_REQUIREMENTS_. Would you copy out the whole listing exactly as given?

begin PROVIDED MATERIAL

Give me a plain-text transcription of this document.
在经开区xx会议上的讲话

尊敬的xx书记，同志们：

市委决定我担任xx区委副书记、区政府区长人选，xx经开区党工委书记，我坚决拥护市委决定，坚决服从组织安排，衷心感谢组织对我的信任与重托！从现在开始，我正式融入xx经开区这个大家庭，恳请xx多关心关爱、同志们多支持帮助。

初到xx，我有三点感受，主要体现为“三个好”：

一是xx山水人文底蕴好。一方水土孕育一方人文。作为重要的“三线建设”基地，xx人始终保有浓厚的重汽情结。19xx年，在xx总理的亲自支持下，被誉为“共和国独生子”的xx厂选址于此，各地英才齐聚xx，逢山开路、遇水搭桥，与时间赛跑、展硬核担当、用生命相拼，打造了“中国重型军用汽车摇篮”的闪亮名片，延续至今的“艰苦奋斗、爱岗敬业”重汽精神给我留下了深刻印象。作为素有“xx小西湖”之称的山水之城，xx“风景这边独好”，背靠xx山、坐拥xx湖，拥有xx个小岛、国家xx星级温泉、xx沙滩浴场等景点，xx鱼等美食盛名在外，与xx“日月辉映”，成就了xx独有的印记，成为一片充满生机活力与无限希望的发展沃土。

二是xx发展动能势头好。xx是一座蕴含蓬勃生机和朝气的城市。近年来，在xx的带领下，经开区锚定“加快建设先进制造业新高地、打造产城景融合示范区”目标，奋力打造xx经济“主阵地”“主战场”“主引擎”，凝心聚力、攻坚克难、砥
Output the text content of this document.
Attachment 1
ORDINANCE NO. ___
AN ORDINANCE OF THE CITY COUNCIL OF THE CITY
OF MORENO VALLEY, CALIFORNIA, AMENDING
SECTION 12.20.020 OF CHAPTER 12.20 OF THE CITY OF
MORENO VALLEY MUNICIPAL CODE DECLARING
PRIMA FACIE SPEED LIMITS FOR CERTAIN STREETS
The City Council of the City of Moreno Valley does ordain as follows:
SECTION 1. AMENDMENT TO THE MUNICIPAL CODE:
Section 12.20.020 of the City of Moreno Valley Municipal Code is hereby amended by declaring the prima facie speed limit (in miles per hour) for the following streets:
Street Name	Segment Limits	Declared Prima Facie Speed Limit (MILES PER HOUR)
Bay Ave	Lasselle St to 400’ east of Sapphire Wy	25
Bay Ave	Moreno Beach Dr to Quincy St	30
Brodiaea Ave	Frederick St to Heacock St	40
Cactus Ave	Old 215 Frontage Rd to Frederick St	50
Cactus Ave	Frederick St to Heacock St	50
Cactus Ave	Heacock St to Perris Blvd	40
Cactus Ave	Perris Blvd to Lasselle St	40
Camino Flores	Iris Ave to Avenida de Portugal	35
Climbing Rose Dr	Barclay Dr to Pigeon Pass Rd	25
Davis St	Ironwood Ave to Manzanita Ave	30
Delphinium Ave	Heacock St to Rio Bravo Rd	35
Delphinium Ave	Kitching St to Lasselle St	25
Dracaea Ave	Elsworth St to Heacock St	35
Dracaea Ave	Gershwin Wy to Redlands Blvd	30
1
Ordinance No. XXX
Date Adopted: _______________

end PROVIDED MATERIAL

_ANSWER TO THE EXERCISE_.
Give me a plain-text transcription of this document.
在经开区xx会议上的讲话

尊敬的xx书记，同志们：

市委决定我担任xx区委副书记、区政府区长人选，xx经开区党工委书记，我坚决拥护市委决定，坚决服从组织安排，衷心感谢组织对我的信任与重托！从现在开始，我正式融入xx经开区这个大家庭，恳请xx多关心关爱、同志们多支持帮助。

初到xx，我有三点感受，主要体现为“三个好”：

一是xx山水人文底蕴好。一方水土孕育一方人文。作为重要的“三线建设”基地，xx人始终保有浓厚的重汽情结。19xx年，在xx总理的亲自支持下，被誉为“共和国独生子”的xx厂选址于此，各地英才齐聚xx，逢山开路、遇水搭桥，与时间赛跑、展硬核担当、用生命相拼，打造了“中国重型军用汽车摇篮”的闪亮名片，延续至今的“艰苦奋斗、爱岗敬业”重汽精神给我留下了深刻印象。作为素有“xx小西湖”之称的山水之城，xx“风景这边独好”，背靠xx山、坐拥xx湖，拥有xx个小岛、国家xx星级温泉、xx沙滩浴场等景点，xx鱼等美食盛名在外，与xx“日月辉映”，成就了xx独有的印记，成为一片充满生机活力与无限希望的发展沃土。

二是xx发展动能势头好。xx是一座蕴含蓬勃生机和朝气的城市。近年来，在xx的带领下，经开区锚定“加快建设先进制造业新高地、打造产城景融合示范区”目标，奋力打造xx经济“主阵地”“主战场”“主引擎”，凝心聚力、攻坚克难、砥
Output the text content of this document.
Attachment 1
ORDINANCE NO. ___
AN ORDINANCE OF THE CITY COUNCIL OF THE CITY
OF MORENO VALLEY, CALIFORNIA, AMENDING
SECTION 12.20.020 OF CHAPTER 12.20 OF THE CITY OF
MORENO VALLEY MUNICIPAL CODE DECLARING
PRIMA FACIE SPEED LIMITS FOR CERTAIN STREETS
The City Council of the City of Moreno Valley does ordain as follows:
SECTION 1. AMENDMENT TO THE MUNICIPAL CODE:
Section 12.20.020 of the City of Moreno Valley Municipal Code is hereby amended by declaring the prima facie speed limit (in miles per hour) for the following streets:
Street Name	Segment Limits	Declared Prima Facie Speed Limit (MILES PER HOUR)
Bay Ave	Lasselle St to 400’ east of Sapphire Wy	25
Bay Ave	Moreno Beach Dr to Quincy St	30
Brodiaea Ave	Frederick St to Heacock St	40
Cactus Ave	Old 215 Frontage Rd to Frederick St	50
Cactus Ave	Frederick St to Heacock St	50
Cactus Ave	Heacock St to Perris Blvd	40
Cactus Ave	Perris Blvd to Lasselle St	40
Camino Flores	Iris Ave to Avenida de Portugal	35
Climbing Rose Dr	Barclay Dr to Pigeon Pass Rd	25
Davis St	Ironwood Ave to Manzanita Ave	30
Delphinium Ave	Heacock St to Rio Bravo Rd	35
Delphinium Ave	Kitching St to Lasselle St	25
Dracaea Ave	Elsworth St to Heacock St	35
Dracaea Ave	Gershwin Wy to Redlands Blvd	30
1
Ordinance No. XXX
Date Adopted: _______________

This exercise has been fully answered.